Reproduce all of the listing below without alteration.
***** Material to process *****
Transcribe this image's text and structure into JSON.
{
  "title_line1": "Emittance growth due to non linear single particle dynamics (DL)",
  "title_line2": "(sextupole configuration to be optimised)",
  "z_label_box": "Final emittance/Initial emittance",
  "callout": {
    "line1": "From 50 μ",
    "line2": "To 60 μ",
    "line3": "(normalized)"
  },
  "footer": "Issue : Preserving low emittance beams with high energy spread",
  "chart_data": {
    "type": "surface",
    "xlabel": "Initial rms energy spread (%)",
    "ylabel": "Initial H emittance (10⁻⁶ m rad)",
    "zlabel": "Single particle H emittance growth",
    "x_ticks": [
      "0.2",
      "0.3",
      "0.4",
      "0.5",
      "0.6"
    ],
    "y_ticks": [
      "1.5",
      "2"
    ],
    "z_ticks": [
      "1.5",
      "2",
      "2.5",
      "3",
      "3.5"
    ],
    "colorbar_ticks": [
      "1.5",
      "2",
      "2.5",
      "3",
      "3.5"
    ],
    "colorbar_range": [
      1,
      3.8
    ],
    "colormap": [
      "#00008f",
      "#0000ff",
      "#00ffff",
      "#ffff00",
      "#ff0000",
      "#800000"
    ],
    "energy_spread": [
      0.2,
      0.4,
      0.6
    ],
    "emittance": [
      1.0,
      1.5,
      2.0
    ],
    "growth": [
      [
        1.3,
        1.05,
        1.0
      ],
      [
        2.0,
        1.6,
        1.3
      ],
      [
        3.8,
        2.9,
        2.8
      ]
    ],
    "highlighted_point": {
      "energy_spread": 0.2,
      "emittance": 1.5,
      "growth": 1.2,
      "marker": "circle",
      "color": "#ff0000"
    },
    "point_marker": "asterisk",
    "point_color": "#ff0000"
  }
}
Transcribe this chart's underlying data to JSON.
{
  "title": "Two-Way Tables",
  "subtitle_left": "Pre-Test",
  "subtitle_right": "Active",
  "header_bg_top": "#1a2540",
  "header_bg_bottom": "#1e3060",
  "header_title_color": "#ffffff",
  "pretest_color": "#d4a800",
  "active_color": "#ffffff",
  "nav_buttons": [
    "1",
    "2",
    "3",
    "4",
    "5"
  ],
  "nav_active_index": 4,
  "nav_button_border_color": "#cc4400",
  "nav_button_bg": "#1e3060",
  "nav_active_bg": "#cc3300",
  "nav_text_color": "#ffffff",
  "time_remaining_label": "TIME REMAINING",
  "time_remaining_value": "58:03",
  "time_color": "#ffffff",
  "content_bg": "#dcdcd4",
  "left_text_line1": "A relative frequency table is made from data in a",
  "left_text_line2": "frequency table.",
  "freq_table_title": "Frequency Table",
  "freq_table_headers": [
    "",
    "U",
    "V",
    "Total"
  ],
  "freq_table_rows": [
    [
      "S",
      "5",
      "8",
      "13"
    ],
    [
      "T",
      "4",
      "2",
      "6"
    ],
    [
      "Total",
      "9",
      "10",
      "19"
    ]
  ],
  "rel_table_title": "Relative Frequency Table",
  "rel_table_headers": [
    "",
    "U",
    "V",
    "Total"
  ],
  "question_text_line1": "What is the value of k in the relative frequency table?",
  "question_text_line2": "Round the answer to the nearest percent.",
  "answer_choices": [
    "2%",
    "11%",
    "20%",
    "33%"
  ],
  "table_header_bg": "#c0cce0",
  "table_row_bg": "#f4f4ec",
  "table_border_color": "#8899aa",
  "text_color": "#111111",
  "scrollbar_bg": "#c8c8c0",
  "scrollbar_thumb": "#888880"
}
*****
Answer in full ::
Transcribe this image's text and structure into JSON.
{
  "title_line1": "Emittance growth due to non linear single particle dynamics (DL)",
  "title_line2": "(sextupole configuration to be optimised)",
  "z_label_box": "Final emittance/Initial emittance",
  "callout": {
    "line1": "From 50 μ",
    "line2": "To 60 μ",
    "line3": "(normalized)"
  },
  "footer": "Issue : Preserving low emittance beams with high energy spread",
  "chart_data": {
    "type": "surface",
    "xlabel": "Initial rms energy spread (%)",
    "ylabel": "Initial H emittance (10⁻⁶ m rad)",
    "zlabel": "Single particle H emittance growth",
    "x_ticks": [
      "0.2",
      "0.3",
      "0.4",
      "0.5",
      "0.6"
    ],
    "y_ticks": [
      "1.5",
      "2"
    ],
    "z_ticks": [
      "1.5",
      "2",
      "2.5",
      "3",
      "3.5"
    ],
    "colorbar_ticks": [
      "1.5",
      "2",
      "2.5",
      "3",
      "3.5"
    ],
    "colorbar_range": [
      1,
      3.8
    ],
    "colormap": [
      "#00008f",
      "#0000ff",
      "#00ffff",
      "#ffff00",
      "#ff0000",
      "#800000"
    ],
    "energy_spread": [
      0.2,
      0.4,
      0.6
    ],
    "emittance": [
      1.0,
      1.5,
      2.0
    ],
    "growth": [
      [
        1.3,
        1.05,
        1.0
      ],
      [
        2.0,
        1.6,
        1.3
      ],
      [
        3.8,
        2.9,
        2.8
      ]
    ],
    "highlighted_point": {
      "energy_spread": 0.2,
      "emittance": 1.5,
      "growth": 1.2,
      "marker": "circle",
      "color": "#ff0000"
    },
    "point_marker": "asterisk",
    "point_color": "#ff0000"
  }
}
Transcribe this chart's underlying data to JSON.
{
  "title": "Two-Way Tables",
  "subtitle_left": "Pre-Test",
  "subtitle_right": "Active",
  "header_bg_top": "#1a2540",
  "header_bg_bottom": "#1e3060",
  "header_title_color": "#ffffff",
  "pretest_color": "#d4a800",
  "active_color": "#ffffff",
  "nav_buttons": [
    "1",
    "2",
    "3",
    "4",
    "5"
  ],
  "nav_active_index": 4,
  "nav_button_border_color": "#cc4400",
  "nav_button_bg": "#1e3060",
  "nav_active_bg": "#cc3300",
  "nav_text_color": "#ffffff",
  "time_remaining_label": "TIME REMAINING",
  "time_remaining_value": "58:03",
  "time_color": "#ffffff",
  "content_bg": "#dcdcd4",
  "left_text_line1": "A relative frequency table is made from data in a",
  "left_text_line2": "frequency table.",
  "freq_table_title": "Frequency Table",
  "freq_table_headers": [
    "",
    "U",
    "V",
    "Total"
  ],
  "freq_table_rows": [
    [
      "S",
      "5",
      "8",
      "13"
    ],
    [
      "T",
      "4",
      "2",
      "6"
    ],
    [
      "Total",
      "9",
      "10",
      "19"
    ]
  ],
  "rel_table_title": "Relative Frequency Table",
  "rel_table_headers": [
    "",
    "U",
    "V",
    "Total"
  ],
  "question_text_line1": "What is the value of k in the relative frequency table?",
  "question_text_line2": "Round the answer to the nearest percent.",
  "answer_choices": [
    "2%",
    "11%",
    "20%",
    "33%"
  ],
  "table_header_bg": "#c0cce0",
  "table_row_bg": "#f4f4ec",
  "table_border_color": "#8899aa",
  "text_color": "#111111",
  "scrollbar_bg": "#c8c8c0",
  "scrollbar_thumb": "#888880"
}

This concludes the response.